(Data entries)
-------

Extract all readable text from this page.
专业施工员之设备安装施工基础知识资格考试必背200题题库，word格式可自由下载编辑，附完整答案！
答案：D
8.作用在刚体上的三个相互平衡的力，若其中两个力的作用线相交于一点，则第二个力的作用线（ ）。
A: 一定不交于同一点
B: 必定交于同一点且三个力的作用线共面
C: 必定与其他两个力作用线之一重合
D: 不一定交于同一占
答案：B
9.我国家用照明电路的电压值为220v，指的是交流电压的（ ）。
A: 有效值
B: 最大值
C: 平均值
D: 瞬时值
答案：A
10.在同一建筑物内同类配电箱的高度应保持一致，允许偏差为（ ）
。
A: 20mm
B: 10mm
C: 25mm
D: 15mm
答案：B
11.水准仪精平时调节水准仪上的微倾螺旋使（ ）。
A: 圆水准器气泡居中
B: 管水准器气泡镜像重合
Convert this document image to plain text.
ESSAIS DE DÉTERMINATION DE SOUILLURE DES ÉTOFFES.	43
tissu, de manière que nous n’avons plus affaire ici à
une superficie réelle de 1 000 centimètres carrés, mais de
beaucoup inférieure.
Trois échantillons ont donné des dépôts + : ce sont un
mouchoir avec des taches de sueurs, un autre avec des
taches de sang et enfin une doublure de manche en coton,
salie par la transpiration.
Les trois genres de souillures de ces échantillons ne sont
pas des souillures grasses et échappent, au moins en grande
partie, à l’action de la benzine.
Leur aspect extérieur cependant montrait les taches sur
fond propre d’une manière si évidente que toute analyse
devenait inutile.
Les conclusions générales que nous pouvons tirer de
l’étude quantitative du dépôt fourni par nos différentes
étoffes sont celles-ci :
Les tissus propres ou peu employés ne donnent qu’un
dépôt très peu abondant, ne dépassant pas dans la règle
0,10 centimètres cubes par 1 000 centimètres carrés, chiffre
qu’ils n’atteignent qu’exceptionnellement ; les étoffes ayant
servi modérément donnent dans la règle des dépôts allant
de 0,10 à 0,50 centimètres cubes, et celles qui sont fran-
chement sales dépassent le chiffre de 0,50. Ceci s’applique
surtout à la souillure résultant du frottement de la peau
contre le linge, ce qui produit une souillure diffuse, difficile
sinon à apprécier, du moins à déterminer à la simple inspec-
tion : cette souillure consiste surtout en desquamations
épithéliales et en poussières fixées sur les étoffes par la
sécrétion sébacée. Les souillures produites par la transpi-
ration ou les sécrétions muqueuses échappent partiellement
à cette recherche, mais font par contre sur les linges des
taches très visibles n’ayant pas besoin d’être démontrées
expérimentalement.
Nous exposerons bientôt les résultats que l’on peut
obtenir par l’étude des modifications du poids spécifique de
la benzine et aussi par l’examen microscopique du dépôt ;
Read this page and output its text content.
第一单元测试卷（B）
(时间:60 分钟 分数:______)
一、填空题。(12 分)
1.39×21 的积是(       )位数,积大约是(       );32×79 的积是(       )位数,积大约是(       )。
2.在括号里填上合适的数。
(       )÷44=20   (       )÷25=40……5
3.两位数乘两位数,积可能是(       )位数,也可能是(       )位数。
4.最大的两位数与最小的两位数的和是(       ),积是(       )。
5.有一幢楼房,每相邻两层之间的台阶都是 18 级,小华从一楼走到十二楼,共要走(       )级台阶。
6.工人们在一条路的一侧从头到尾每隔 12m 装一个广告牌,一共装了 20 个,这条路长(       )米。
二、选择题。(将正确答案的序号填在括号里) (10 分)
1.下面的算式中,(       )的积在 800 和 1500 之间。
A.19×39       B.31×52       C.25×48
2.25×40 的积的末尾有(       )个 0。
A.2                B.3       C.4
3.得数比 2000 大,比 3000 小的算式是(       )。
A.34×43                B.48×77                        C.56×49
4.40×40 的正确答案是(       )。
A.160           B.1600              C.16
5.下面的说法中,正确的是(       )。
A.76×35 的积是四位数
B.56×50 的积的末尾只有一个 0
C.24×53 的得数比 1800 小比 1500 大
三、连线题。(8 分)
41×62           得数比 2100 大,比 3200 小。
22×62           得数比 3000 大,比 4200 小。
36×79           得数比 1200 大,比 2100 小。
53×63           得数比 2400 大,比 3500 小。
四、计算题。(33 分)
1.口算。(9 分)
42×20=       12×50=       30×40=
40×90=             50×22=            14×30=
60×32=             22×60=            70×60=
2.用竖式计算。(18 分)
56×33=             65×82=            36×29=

-------

- [PROMPT]
Each line in the material either holds the string "celles" or does not. State how many do, and nothing else.

- [COMPLETE RESPONSE]
2